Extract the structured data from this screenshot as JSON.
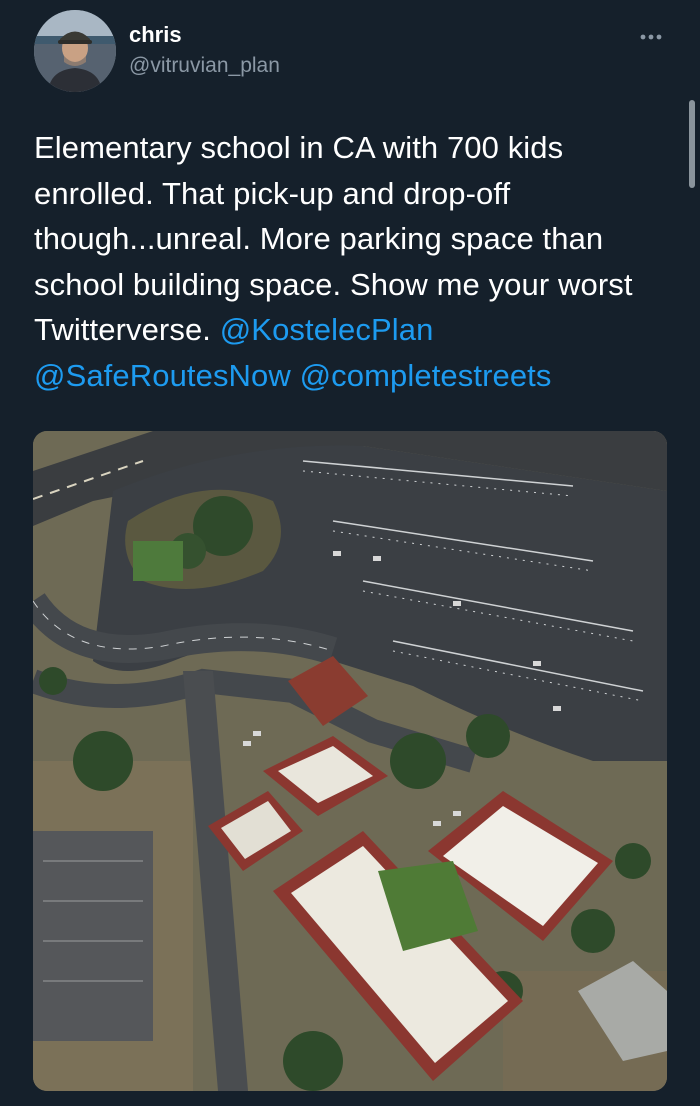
{
  "tweet": {
    "author": {
      "display_name": "chris",
      "handle": "@vitruvian_plan"
    },
    "more_icon": "more-horizontal-icon",
    "text_plain": "Elementary school in CA with 700 kids enrolled. That pick-up and drop-off though...unreal. More parking space than school building space. Show me your worst Twitterverse.",
    "mentions": [
      "@KostelecPlan",
      "@SafeRoutesNow",
      "@completestreets"
    ],
    "colors": {
      "background": "#15202b",
      "text": "#ffffff",
      "secondary_text": "#8b98a5",
      "link": "#1d9bf0"
    }
  }
}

> _REQUIRED TASK_: Reproduce the entries above word for word. Pictures stay out.

> _WORKED ANSWER_:
Extract the structured data from this screenshot as JSON.
{
  "tweet": {
    "author": {
      "display_name": "chris",
      "handle": "@vitruvian_plan"
    },
    "more_icon": "more-horizontal-icon",
    "text_plain": "Elementary school in CA with 700 kids enrolled. That pick-up and drop-off though...unreal. More parking space than school building space. Show me your worst Twitterverse.",
    "mentions": [
      "@KostelecPlan",
      "@SafeRoutesNow",
      "@completestreets"
    ],
    "colors": {
      "background": "#15202b",
      "text": "#ffffff",
      "secondary_text": "#8b98a5",
      "link": "#1d9bf0"
    }
  }
}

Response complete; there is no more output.